## PROBLEM DETAILS
Retype the listing that follows, exactly as written.

## TASK DATA

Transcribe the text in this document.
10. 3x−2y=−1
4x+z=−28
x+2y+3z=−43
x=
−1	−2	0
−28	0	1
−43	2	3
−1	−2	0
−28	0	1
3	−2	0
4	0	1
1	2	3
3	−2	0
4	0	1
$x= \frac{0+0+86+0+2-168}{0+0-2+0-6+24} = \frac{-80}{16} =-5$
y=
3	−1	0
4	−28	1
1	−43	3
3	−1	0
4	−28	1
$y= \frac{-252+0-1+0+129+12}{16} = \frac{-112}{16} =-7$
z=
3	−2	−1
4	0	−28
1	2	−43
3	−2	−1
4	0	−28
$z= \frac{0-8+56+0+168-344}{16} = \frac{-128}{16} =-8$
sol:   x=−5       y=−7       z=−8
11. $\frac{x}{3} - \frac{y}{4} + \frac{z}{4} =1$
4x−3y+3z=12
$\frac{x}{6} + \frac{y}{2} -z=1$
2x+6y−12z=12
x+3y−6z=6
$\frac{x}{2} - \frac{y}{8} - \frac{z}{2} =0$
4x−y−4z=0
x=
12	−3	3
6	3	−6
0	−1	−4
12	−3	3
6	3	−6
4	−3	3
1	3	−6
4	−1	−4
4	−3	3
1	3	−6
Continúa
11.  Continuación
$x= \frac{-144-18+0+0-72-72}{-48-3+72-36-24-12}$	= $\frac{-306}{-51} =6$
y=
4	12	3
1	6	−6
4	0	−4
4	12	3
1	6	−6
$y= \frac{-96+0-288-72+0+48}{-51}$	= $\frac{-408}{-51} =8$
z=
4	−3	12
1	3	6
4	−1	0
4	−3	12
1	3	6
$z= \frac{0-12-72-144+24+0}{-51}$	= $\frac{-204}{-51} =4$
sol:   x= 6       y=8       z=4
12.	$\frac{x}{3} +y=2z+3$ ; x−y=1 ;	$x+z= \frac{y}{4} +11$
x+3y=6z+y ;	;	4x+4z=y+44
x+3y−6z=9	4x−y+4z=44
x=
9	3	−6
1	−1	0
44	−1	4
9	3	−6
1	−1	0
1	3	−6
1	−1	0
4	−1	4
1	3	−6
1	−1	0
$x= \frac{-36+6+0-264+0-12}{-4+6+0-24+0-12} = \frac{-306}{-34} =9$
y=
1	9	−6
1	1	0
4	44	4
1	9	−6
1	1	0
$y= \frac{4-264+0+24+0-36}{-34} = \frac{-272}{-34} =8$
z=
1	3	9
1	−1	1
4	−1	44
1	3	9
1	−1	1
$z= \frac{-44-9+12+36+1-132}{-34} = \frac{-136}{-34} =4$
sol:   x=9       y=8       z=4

## FULL ANSWER
Transcribe the text in this document.
10. 3x−2y=−1
4x+z=−28
x+2y+3z=−43
x=
−1	−2	0
−28	0	1
−43	2	3
−1	−2	0
−28	0	1
3	−2	0
4	0	1
1	2	3
3	−2	0
4	0	1
$x= \frac{0+0+86+0+2-168}{0+0-2+0-6+24} = \frac{-80}{16} =-5$
y=
3	−1	0
4	−28	1
1	−43	3
3	−1	0
4	−28	1
$y= \frac{-252+0-1+0+129+12}{16} = \frac{-112}{16} =-7$
z=
3	−2	−1
4	0	−28
1	2	−43
3	−2	−1
4	0	−28
$z= \frac{0-8+56+0+168-344}{16} = \frac{-128}{16} =-8$
sol:   x=−5       y=−7       z=−8
11. $\frac{x}{3} - \frac{y}{4} + \frac{z}{4} =1$
4x−3y+3z=12
$\frac{x}{6} + \frac{y}{2} -z=1$
2x+6y−12z=12
x+3y−6z=6
$\frac{x}{2} - \frac{y}{8} - \frac{z}{2} =0$
4x−y−4z=0
x=
12	−3	3
6	3	−6
0	−1	−4
12	−3	3
6	3	−6
4	−3	3
1	3	−6
4	−1	−4
4	−3	3
1	3	−6
Continúa
11.  Continuación
$x= \frac{-144-18+0+0-72-72}{-48-3+72-36-24-12}$	= $\frac{-306}{-51} =6$
y=
4	12	3
1	6	−6
4	0	−4
4	12	3
1	6	−6
$y= \frac{-96+0-288-72+0+48}{-51}$	= $\frac{-408}{-51} =8$
z=
4	−3	12
1	3	6
4	−1	0
4	−3	12
1	3	6
$z= \frac{0-12-72-144+24+0}{-51}$	= $\frac{-204}{-51} =4$
sol:   x= 6       y=8       z=4
12.	$\frac{x}{3} +y=2z+3$ ; x−y=1 ;	$x+z= \frac{y}{4} +11$
x+3y=6z+y ;	;	4x+4z=y+44
x+3y−6z=9	4x−y+4z=44
x=
9	3	−6
1	−1	0
44	−1	4
9	3	−6
1	−1	0
1	3	−6
1	−1	0
4	−1	4
1	3	−6
1	−1	0
$x= \frac{-36+6+0-264+0-12}{-4+6+0-24+0-12} = \frac{-306}{-34} =9$
y=
1	9	−6
1	1	0
4	44	4
1	9	−6
1	1	0
$y= \frac{4-264+0+24+0-36}{-34} = \frac{-272}{-34} =8$
z=
1	3	9
1	−1	1
4	−1	44
1	3	9
1	−1	1
$z= \frac{-44-9+12+36+1-132}{-34} = \frac{-136}{-34} =4$
sol:   x=9       y=8       z=4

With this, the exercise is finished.